Challenge: Extract each line holding the word "this" from the entries.

Saved entries
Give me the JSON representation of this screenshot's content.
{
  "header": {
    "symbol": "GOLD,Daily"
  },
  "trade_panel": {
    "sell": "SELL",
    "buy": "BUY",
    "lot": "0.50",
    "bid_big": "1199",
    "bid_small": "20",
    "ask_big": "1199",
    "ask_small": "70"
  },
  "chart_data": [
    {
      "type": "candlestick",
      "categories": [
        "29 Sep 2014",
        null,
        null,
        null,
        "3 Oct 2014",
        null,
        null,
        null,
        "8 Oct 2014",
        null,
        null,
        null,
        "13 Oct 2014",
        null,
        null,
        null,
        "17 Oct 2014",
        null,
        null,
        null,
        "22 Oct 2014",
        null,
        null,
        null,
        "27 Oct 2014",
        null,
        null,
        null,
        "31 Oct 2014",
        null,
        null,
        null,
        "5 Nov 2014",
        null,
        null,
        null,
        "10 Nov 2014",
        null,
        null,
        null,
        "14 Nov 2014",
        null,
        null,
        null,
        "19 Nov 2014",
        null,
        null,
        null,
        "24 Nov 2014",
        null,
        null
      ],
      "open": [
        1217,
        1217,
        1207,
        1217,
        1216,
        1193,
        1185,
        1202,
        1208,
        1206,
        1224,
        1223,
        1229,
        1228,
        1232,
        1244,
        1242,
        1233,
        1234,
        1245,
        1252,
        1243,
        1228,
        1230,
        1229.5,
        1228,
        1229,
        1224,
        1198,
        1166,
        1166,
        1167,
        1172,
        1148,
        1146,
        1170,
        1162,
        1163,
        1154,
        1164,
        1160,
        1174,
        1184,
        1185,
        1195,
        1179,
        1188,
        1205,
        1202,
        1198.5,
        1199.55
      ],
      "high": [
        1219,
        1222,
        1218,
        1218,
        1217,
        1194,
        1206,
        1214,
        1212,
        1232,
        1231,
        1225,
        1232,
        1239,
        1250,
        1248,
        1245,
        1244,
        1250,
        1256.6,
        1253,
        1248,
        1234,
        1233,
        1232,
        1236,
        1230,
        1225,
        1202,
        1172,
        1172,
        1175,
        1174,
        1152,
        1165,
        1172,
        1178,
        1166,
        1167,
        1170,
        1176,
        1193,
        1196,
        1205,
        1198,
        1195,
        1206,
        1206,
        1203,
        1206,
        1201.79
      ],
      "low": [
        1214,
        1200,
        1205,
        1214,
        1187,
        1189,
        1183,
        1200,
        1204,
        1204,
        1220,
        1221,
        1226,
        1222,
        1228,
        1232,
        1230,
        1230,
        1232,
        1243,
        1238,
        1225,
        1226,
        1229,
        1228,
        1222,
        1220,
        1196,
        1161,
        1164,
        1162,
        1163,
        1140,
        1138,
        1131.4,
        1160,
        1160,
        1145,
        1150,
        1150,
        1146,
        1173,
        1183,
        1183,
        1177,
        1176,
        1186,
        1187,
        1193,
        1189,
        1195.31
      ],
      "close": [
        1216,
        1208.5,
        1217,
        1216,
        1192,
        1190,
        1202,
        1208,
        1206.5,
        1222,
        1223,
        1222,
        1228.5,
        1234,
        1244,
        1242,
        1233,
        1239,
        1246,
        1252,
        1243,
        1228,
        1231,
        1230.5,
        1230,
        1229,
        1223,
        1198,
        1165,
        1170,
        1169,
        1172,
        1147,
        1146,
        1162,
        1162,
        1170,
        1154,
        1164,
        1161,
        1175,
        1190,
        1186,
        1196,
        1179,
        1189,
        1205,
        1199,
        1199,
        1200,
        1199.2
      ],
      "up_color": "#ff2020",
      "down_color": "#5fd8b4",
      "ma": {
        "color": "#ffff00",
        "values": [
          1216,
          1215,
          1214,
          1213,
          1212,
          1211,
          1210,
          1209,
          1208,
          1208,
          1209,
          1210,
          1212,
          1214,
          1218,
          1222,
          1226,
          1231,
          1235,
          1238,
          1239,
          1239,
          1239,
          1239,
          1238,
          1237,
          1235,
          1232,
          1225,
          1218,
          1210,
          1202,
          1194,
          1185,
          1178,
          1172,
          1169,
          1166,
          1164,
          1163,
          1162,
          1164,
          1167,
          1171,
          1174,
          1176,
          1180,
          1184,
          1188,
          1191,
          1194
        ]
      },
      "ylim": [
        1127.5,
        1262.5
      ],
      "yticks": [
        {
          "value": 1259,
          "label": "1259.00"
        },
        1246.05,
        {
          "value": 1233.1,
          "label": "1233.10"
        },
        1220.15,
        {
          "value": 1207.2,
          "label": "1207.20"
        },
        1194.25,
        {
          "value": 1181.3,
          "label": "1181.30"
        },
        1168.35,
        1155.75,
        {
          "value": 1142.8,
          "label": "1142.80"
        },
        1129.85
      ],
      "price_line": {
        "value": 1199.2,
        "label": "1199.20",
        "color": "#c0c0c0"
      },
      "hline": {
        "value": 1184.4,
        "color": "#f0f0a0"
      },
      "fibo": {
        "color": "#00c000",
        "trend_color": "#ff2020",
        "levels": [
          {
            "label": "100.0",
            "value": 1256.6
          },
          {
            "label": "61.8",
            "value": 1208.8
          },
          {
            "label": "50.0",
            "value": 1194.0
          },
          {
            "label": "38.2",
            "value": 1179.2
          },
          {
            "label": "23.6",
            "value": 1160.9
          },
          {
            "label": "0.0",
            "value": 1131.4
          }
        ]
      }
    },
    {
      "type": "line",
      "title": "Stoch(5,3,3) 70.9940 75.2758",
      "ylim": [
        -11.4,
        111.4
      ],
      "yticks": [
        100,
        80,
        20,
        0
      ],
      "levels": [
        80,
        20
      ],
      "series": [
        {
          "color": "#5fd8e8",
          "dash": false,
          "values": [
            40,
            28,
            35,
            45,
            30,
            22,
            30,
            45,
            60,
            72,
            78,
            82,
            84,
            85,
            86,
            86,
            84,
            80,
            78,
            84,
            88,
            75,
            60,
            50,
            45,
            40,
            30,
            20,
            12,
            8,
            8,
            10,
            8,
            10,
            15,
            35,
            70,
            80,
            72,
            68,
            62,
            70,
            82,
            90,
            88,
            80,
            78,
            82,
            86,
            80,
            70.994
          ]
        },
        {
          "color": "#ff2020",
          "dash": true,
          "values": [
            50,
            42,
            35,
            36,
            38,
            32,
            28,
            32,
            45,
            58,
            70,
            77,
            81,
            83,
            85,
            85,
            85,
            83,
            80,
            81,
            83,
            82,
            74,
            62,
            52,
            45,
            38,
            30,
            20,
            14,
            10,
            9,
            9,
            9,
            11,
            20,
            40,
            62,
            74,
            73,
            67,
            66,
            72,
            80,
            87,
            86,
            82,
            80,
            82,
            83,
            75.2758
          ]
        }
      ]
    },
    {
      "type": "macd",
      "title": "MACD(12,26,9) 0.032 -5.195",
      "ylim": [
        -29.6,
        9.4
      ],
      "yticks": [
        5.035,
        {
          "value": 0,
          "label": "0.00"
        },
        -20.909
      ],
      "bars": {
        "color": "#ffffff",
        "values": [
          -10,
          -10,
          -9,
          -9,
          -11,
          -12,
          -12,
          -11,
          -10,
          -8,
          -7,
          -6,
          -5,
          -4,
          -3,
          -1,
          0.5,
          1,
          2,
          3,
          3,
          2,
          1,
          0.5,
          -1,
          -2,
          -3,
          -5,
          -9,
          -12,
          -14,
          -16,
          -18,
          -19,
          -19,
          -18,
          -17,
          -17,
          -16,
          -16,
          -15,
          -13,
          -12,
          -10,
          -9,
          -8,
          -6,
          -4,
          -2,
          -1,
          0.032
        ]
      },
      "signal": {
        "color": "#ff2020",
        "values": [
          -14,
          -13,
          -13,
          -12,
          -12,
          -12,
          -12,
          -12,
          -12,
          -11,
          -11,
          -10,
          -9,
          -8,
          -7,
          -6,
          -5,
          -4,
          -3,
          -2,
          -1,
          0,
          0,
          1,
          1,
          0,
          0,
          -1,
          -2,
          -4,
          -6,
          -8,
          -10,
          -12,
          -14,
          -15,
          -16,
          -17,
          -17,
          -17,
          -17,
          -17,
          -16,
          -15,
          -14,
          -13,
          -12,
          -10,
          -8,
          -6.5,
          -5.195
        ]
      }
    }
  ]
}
---
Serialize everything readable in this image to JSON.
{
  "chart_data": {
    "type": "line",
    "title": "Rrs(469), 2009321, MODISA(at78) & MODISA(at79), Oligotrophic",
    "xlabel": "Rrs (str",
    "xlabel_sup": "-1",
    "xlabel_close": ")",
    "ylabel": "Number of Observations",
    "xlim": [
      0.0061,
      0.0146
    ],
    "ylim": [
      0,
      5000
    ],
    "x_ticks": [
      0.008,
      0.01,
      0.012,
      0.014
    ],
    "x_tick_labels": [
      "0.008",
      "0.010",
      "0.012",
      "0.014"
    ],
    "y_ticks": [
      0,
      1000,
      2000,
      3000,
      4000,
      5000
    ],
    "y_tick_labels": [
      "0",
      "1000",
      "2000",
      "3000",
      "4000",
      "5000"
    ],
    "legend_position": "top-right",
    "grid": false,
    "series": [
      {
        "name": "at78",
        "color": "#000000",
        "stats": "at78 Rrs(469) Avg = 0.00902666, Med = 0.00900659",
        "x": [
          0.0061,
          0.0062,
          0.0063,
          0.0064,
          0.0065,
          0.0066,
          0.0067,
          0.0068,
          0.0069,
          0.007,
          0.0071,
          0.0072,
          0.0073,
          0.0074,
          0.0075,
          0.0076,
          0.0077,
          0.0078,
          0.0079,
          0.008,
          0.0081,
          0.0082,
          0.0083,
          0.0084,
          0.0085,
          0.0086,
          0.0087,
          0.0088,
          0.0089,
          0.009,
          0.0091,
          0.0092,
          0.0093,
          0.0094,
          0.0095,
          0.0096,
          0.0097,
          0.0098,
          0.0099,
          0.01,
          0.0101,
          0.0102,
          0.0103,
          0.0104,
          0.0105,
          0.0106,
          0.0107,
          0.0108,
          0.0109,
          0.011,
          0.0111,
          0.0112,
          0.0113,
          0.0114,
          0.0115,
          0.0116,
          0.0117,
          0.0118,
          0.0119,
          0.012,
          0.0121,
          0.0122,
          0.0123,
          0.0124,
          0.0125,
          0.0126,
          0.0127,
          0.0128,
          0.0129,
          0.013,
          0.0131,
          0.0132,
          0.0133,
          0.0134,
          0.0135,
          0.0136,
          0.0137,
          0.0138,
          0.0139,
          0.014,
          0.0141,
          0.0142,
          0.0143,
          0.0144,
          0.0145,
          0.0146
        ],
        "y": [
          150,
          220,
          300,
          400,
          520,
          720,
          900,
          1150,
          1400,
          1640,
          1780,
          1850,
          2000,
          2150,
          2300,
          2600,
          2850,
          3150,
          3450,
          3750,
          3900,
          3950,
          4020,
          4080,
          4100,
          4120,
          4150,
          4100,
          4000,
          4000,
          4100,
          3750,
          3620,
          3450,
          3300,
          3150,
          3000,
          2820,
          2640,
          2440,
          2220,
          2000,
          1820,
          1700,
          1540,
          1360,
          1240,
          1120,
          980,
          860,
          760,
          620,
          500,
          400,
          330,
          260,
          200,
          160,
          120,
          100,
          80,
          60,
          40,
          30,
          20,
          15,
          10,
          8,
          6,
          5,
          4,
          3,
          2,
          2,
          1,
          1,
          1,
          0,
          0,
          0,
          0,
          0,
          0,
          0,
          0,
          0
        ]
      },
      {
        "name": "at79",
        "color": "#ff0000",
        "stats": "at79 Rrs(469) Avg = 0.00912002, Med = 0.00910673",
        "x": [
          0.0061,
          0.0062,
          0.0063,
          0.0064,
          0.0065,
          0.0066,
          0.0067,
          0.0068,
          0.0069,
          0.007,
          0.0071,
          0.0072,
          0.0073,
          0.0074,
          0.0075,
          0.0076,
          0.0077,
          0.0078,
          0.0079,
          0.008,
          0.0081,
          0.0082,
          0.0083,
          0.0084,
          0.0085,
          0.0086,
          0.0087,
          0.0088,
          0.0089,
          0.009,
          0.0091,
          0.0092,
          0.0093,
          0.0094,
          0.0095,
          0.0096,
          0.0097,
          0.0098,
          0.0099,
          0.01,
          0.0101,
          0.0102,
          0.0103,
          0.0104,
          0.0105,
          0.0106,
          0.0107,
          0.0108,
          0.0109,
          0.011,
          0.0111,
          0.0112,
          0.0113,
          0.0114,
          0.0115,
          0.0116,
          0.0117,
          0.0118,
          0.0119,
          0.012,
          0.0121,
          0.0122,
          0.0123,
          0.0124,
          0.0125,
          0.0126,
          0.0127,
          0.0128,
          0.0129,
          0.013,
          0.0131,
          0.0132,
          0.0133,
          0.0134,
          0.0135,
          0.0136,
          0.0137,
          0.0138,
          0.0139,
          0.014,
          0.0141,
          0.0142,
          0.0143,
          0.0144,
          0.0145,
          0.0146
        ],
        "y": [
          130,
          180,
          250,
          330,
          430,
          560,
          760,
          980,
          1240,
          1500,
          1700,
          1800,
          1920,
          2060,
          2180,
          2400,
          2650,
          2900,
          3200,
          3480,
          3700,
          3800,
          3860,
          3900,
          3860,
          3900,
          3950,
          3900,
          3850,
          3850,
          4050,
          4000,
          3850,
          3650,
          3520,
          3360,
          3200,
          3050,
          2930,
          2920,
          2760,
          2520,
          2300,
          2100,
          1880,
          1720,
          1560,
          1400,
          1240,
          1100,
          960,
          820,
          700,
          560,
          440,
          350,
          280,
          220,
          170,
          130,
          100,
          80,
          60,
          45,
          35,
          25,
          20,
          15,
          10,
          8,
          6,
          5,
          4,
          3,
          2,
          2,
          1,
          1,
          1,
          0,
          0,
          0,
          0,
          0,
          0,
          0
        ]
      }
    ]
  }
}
---
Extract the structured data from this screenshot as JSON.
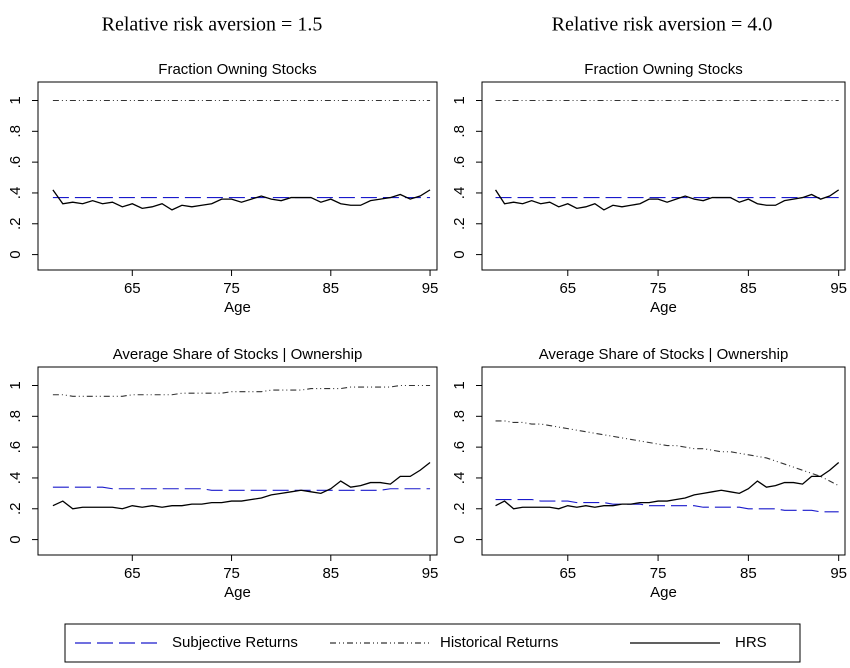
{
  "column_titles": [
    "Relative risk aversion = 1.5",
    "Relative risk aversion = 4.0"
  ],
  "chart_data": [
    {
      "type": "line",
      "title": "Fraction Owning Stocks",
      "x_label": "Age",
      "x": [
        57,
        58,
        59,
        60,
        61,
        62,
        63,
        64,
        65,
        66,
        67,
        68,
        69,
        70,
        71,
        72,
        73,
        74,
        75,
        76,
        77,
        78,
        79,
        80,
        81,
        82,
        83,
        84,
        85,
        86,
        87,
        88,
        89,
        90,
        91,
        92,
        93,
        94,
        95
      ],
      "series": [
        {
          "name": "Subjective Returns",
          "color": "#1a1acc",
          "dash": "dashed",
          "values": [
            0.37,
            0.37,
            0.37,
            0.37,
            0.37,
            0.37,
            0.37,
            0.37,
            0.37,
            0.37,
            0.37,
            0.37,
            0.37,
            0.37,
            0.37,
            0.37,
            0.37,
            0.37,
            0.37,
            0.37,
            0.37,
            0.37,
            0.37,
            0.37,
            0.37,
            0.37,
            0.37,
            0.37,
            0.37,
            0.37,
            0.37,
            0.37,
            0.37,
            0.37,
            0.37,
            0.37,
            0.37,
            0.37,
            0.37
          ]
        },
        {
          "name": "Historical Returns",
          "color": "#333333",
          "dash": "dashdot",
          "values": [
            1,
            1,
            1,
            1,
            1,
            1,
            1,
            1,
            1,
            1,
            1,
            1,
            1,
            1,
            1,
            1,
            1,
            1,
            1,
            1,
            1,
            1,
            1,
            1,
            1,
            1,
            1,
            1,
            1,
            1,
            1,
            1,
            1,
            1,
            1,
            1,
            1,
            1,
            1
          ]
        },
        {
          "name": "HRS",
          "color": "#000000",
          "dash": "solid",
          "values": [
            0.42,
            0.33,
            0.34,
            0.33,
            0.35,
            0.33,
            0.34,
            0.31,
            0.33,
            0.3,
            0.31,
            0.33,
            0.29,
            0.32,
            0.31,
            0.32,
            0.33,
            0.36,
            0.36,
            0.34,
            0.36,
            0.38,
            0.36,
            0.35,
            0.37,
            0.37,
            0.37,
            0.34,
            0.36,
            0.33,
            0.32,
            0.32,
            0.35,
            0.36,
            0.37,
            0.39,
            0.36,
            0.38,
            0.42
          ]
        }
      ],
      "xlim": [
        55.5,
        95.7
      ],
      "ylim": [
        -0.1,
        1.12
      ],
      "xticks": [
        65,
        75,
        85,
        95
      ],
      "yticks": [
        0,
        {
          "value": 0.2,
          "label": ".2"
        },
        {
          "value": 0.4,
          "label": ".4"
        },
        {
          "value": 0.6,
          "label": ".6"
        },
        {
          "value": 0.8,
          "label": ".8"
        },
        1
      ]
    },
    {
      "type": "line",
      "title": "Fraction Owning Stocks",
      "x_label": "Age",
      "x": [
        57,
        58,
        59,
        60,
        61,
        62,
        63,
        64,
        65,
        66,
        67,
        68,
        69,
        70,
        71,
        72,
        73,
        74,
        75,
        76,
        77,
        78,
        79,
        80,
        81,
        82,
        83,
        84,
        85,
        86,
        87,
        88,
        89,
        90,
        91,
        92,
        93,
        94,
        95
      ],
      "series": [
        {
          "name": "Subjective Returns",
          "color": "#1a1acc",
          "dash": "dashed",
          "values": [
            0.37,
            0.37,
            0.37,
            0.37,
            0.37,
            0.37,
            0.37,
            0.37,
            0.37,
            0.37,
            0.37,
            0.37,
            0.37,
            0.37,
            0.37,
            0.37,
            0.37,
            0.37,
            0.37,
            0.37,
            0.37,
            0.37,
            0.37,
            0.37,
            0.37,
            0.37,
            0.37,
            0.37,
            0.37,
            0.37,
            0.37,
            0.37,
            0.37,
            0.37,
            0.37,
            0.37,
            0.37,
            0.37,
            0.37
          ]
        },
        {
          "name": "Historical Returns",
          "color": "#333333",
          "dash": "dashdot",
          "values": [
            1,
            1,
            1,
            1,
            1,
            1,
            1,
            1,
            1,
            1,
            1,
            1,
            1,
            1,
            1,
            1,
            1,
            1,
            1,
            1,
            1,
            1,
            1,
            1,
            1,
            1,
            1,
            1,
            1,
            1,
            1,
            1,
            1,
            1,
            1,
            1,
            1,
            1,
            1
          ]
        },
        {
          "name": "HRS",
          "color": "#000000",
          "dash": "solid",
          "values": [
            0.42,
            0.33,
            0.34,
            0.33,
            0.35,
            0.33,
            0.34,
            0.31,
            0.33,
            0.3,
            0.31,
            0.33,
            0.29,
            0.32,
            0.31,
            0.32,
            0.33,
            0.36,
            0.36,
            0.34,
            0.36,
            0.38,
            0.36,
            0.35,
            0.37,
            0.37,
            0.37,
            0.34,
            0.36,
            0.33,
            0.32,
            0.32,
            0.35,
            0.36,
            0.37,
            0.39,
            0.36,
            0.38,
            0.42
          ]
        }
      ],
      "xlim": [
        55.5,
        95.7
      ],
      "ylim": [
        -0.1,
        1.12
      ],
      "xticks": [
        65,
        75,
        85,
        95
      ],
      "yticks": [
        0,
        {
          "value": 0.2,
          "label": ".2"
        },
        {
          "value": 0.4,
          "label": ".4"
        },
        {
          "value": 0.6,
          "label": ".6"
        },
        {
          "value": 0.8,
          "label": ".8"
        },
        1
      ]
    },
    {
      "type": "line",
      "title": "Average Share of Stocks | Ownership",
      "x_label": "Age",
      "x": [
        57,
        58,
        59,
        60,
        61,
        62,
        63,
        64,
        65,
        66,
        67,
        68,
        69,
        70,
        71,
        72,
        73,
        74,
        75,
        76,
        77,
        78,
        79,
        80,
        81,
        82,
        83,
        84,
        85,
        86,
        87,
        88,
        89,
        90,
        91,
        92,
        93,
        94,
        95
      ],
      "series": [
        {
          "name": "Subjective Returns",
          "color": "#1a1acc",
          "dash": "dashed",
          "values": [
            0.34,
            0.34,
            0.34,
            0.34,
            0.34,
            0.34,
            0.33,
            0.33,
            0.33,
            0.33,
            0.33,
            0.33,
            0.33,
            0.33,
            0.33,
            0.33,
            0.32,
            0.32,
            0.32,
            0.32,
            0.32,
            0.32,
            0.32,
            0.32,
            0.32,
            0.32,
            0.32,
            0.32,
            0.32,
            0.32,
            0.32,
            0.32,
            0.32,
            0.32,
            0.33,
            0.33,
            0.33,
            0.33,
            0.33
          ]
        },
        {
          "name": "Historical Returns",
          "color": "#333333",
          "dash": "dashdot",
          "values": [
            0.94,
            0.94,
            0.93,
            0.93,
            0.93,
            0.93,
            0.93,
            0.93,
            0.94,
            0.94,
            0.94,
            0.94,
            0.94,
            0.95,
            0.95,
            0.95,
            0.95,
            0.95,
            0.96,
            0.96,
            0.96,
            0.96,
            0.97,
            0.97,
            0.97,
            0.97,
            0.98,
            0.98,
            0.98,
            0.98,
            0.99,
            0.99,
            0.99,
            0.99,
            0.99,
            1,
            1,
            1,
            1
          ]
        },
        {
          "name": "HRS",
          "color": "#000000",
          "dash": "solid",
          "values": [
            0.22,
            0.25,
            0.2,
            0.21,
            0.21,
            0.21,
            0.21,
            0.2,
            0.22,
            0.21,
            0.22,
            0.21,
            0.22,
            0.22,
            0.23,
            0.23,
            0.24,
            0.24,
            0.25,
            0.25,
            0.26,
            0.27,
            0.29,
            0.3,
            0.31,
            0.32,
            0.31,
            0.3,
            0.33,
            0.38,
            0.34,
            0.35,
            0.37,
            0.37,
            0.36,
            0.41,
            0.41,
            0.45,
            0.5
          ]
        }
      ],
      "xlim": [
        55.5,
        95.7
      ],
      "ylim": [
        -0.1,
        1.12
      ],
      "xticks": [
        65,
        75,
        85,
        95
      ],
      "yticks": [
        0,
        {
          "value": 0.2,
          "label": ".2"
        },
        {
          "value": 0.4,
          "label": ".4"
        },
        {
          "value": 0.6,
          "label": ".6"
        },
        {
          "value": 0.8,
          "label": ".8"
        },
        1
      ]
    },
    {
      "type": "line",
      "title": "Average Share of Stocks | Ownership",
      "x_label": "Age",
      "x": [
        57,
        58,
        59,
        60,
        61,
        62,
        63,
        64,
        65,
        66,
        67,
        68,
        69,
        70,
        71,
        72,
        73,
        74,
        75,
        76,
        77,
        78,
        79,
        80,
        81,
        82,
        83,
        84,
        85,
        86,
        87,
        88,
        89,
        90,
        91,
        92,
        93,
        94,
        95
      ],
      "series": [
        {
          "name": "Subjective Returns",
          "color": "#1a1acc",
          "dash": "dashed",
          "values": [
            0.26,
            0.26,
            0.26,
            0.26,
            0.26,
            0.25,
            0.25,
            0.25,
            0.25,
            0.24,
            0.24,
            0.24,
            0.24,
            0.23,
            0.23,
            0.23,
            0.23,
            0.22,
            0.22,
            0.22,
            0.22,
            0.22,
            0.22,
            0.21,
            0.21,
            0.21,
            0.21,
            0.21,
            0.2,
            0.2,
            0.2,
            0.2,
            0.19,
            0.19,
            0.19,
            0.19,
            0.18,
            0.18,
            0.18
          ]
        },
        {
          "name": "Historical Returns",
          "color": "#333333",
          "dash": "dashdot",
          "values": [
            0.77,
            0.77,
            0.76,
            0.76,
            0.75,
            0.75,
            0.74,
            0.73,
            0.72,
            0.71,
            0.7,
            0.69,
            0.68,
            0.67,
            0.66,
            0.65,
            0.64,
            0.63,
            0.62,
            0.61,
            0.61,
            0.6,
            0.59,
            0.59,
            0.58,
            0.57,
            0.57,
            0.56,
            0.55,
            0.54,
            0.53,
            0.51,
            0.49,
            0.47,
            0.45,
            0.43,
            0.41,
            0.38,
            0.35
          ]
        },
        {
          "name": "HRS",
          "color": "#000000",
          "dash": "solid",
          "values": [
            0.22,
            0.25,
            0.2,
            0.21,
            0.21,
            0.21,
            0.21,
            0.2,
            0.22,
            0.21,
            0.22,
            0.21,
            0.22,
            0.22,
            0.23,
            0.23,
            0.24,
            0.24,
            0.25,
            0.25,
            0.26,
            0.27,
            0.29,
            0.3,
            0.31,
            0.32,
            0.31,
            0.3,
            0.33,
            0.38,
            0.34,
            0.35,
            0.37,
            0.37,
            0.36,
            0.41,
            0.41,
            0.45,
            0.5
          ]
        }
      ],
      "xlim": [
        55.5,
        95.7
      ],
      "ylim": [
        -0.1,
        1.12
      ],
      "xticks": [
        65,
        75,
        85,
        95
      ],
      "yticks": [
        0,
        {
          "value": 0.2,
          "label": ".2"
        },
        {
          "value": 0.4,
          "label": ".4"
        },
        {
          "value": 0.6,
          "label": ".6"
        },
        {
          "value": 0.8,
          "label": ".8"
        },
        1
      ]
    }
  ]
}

Exercise solution:
Give me the JSON representation of this screenshot's content.
Serialize everything readable in this image to JSON.
Extract the structured data from this screenshot as JSON.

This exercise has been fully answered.